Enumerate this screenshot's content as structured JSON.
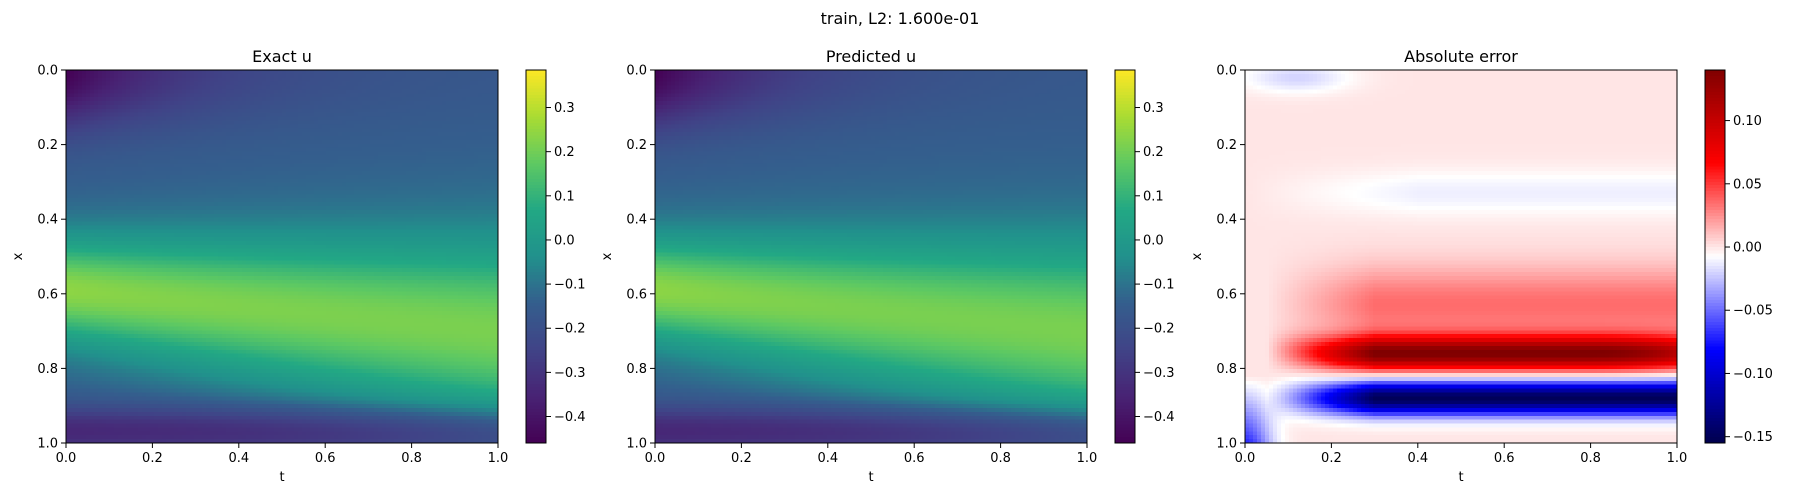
{
  "figure": {
    "suptitle": "train, L2: 1.600e-01"
  },
  "chart_data": [
    {
      "type": "heatmap",
      "title": "Exact u",
      "xlabel": "t",
      "ylabel": "x",
      "xlim": [
        0.0,
        1.0
      ],
      "ylim": [
        1.0,
        0.0
      ],
      "x_ticks": [
        "0.0",
        "0.2",
        "0.4",
        "0.6",
        "0.8",
        "1.0"
      ],
      "y_ticks": [
        "0.0",
        "0.2",
        "0.4",
        "0.6",
        "0.8",
        "1.0"
      ],
      "colormap": "viridis",
      "colorbar": {
        "vmin": -0.46,
        "vmax": 0.385,
        "ticks": [
          "0.3",
          "0.2",
          "0.1",
          "0.0",
          "−0.1",
          "−0.2",
          "−0.3",
          "−0.4"
        ],
        "tick_values": [
          0.3,
          0.2,
          0.1,
          0.0,
          -0.1,
          -0.2,
          -0.3,
          -0.4
        ]
      },
      "field": "exact"
    },
    {
      "type": "heatmap",
      "title": "Predicted u",
      "xlabel": "t",
      "ylabel": "x",
      "xlim": [
        0.0,
        1.0
      ],
      "ylim": [
        1.0,
        0.0
      ],
      "x_ticks": [
        "0.0",
        "0.2",
        "0.4",
        "0.6",
        "0.8",
        "1.0"
      ],
      "y_ticks": [
        "0.0",
        "0.2",
        "0.4",
        "0.6",
        "0.8",
        "1.0"
      ],
      "colormap": "viridis",
      "colorbar": {
        "vmin": -0.46,
        "vmax": 0.385,
        "ticks": [
          "0.3",
          "0.2",
          "0.1",
          "0.0",
          "−0.1",
          "−0.2",
          "−0.3",
          "−0.4"
        ],
        "tick_values": [
          0.3,
          0.2,
          0.1,
          0.0,
          -0.1,
          -0.2,
          -0.3,
          -0.4
        ]
      },
      "field": "predicted"
    },
    {
      "type": "heatmap",
      "title": "Absolute error",
      "xlabel": "t",
      "ylabel": "x",
      "xlim": [
        0.0,
        1.0
      ],
      "ylim": [
        1.0,
        0.0
      ],
      "x_ticks": [
        "0.0",
        "0.2",
        "0.4",
        "0.6",
        "0.8",
        "1.0"
      ],
      "y_ticks": [
        "0.0",
        "0.2",
        "0.4",
        "0.6",
        "0.8",
        "1.0"
      ],
      "colormap": "seismic",
      "colorbar": {
        "vmin": -0.155,
        "vmax": 0.14,
        "ticks": [
          "0.10",
          "0.05",
          "0.00",
          "−0.05",
          "−0.10",
          "−0.15"
        ],
        "tick_values": [
          0.1,
          0.05,
          0.0,
          -0.05,
          -0.1,
          -0.15
        ]
      },
      "field": "error"
    }
  ]
}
-------------------------
> _GOAL_
Reproduce every entry word for word, but omit the pictures.

> _EXERCISE SOLUTION_
Enumerate this screenshot's content as structured JSON.
{
  "figure": {
    "suptitle": "train, L2: 1.600e-01"
  },
  "chart_data": [
    {
      "type": "heatmap",
      "title": "Exact u",
      "xlabel": "t",
      "ylabel": "x",
      "xlim": [
        0.0,
        1.0
      ],
      "ylim": [
        1.0,
        0.0
      ],
      "x_ticks": [
        "0.0",
        "0.2",
        "0.4",
        "0.6",
        "0.8",
        "1.0"
      ],
      "y_ticks": [
        "0.0",
        "0.2",
        "0.4",
        "0.6",
        "0.8",
        "1.0"
      ],
      "colormap": "viridis",
      "colorbar": {
        "vmin": -0.46,
        "vmax": 0.385,
        "ticks": [
          "0.3",
          "0.2",
          "0.1",
          "0.0",
          "−0.1",
          "−0.2",
          "−0.3",
          "−0.4"
        ],
        "tick_values": [
          0.3,
          0.2,
          0.1,
          0.0,
          -0.1,
          -0.2,
          -0.3,
          -0.4
        ]
      },
      "field": "exact"
    },
    {
      "type": "heatmap",
      "title": "Predicted u",
      "xlabel": "t",
      "ylabel": "x",
      "xlim": [
        0.0,
        1.0
      ],
      "ylim": [
        1.0,
        0.0
      ],
      "x_ticks": [
        "0.0",
        "0.2",
        "0.4",
        "0.6",
        "0.8",
        "1.0"
      ],
      "y_ticks": [
        "0.0",
        "0.2",
        "0.4",
        "0.6",
        "0.8",
        "1.0"
      ],
      "colormap": "viridis",
      "colorbar": {
        "vmin": -0.46,
        "vmax": 0.385,
        "ticks": [
          "0.3",
          "0.2",
          "0.1",
          "0.0",
          "−0.1",
          "−0.2",
          "−0.3",
          "−0.4"
        ],
        "tick_values": [
          0.3,
          0.2,
          0.1,
          0.0,
          -0.1,
          -0.2,
          -0.3,
          -0.4
        ]
      },
      "field": "predicted"
    },
    {
      "type": "heatmap",
      "title": "Absolute error",
      "xlabel": "t",
      "ylabel": "x",
      "xlim": [
        0.0,
        1.0
      ],
      "ylim": [
        1.0,
        0.0
      ],
      "x_ticks": [
        "0.0",
        "0.2",
        "0.4",
        "0.6",
        "0.8",
        "1.0"
      ],
      "y_ticks": [
        "0.0",
        "0.2",
        "0.4",
        "0.6",
        "0.8",
        "1.0"
      ],
      "colormap": "seismic",
      "colorbar": {
        "vmin": -0.155,
        "vmax": 0.14,
        "ticks": [
          "0.10",
          "0.05",
          "0.00",
          "−0.05",
          "−0.10",
          "−0.15"
        ],
        "tick_values": [
          0.1,
          0.05,
          0.0,
          -0.05,
          -0.1,
          -0.15
        ]
      },
      "field": "error"
    }
  ]
}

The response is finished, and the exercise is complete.